Exercise aim ::
Reproduce the records below in full and word for word, excluding pictures.

Data excerpts ::
● ● ● ● ● ● ●

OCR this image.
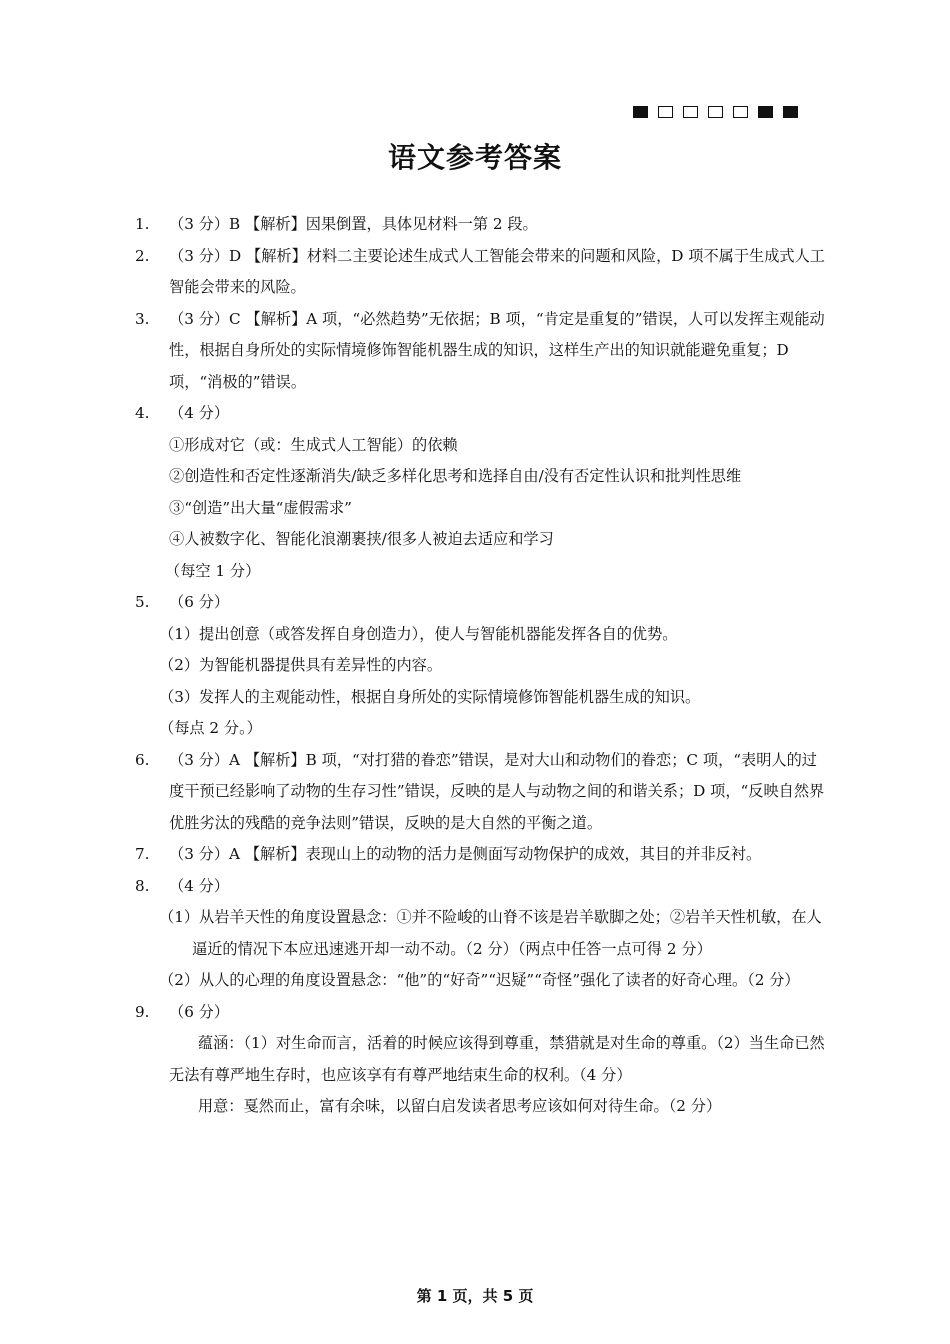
语文参考答案
1. （3 分）B 【解析】因果倒置，具体见材料一第 2 段。
2. （3 分）D 【解析】材料二主要论述生成式人工智能会带来的问题和风险，D 项不属于生成式人工智能会带来的风险。
3. （3 分）C 【解析】A 项，“必然趋势”无依据；B 项，“肯定是重复的”错误，人可以发挥主观能动性，根据自身所处的实际情境修饰智能机器生成的知识，这样生产出的知识就能避免重复；D 项，“消极的”错误。
4. （4 分）
①形成对它（或：生成式人工智能）的依赖
②创造性和否定性逐渐消失/缺乏多样化思考和选择自由/没有否定性认识和批判性思维
③“创造”出大量“虚假需求”
④人被数字化、智能化浪潮裹挟/很多人被迫去适应和学习
（每空 1 分）
5. （6 分）
（1）提出创意（或答发挥自身创造力），使人与智能机器能发挥各自的优势。
（2）为智能机器提供具有差异性的内容。
（3）发挥人的主观能动性，根据自身所处的实际情境修饰智能机器生成的知识。
（每点 2 分。）
6. （3 分）A 【解析】B 项，“对打猎的眷恋”错误，是对大山和动物们的眷恋；C 项，“表明人的过度干预已经影响了动物的生存习性”错误，反映的是人与动物之间的和谐关系；D 项，“反映自然界优胜劣汰的残酷的竞争法则”错误，反映的是大自然的平衡之道。
7. （3 分）A 【解析】表现山上的动物的活力是侧面写动物保护的成效，其目的并非反衬。
8. （4 分）
（1）从岩羊天性的角度设置悬念：①并不险峻的山脊不该是岩羊歇脚之处；②岩羊天性机敏，在人逼近的情况下本应迅速逃开却一动不动。（2 分）（两点中任答一点可得 2 分）
（2）从人的心理的角度设置悬念：“他”的“好奇”“迟疑”“奇怪”强化了读者的好奇心理。（2 分）
9. （6 分）
蕴涵：（1）对生命而言，活着的时候应该得到尊重，禁猎就是对生命的尊重。（2）当生命已然无法有尊严地生存时，也应该享有有尊严地结束生命的权利。（4 分）
用意：戛然而止，富有余味，以留白启发读者思考应该如何对待生命。（2 分）
第 1 页，共 5 页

● ● ● ● ● ● ●

Written solution ::
OCR this image.
语文参考答案
1. （3 分）B 【解析】因果倒置，具体见材料一第 2 段。
2. （3 分）D 【解析】材料二主要论述生成式人工智能会带来的问题和风险，D 项不属于生成式人工智能会带来的风险。
3. （3 分）C 【解析】A 项，“必然趋势”无依据；B 项，“肯定是重复的”错误，人可以发挥主观能动性，根据自身所处的实际情境修饰智能机器生成的知识，这样生产出的知识就能避免重复；D 项，“消极的”错误。
4. （4 分）
①形成对它（或：生成式人工智能）的依赖
②创造性和否定性逐渐消失/缺乏多样化思考和选择自由/没有否定性认识和批判性思维
③“创造”出大量“虚假需求”
④人被数字化、智能化浪潮裹挟/很多人被迫去适应和学习
（每空 1 分）
5. （6 分）
（1）提出创意（或答发挥自身创造力），使人与智能机器能发挥各自的优势。
（2）为智能机器提供具有差异性的内容。
（3）发挥人的主观能动性，根据自身所处的实际情境修饰智能机器生成的知识。
（每点 2 分。）
6. （3 分）A 【解析】B 项，“对打猎的眷恋”错误，是对大山和动物们的眷恋；C 项，“表明人的过度干预已经影响了动物的生存习性”错误，反映的是人与动物之间的和谐关系；D 项，“反映自然界优胜劣汰的残酷的竞争法则”错误，反映的是大自然的平衡之道。
7. （3 分）A 【解析】表现山上的动物的活力是侧面写动物保护的成效，其目的并非反衬。
8. （4 分）
（1）从岩羊天性的角度设置悬念：①并不险峻的山脊不该是岩羊歇脚之处；②岩羊天性机敏，在人逼近的情况下本应迅速逃开却一动不动。（2 分）（两点中任答一点可得 2 分）
（2）从人的心理的角度设置悬念：“他”的“好奇”“迟疑”“奇怪”强化了读者的好奇心理。（2 分）
9. （6 分）
蕴涵：（1）对生命而言，活着的时候应该得到尊重，禁猎就是对生命的尊重。（2）当生命已然无法有尊严地生存时，也应该享有有尊严地结束生命的权利。（4 分）
用意：戛然而止，富有余味，以留白启发读者思考应该如何对待生命。（2 分）
第 1 页，共 5 页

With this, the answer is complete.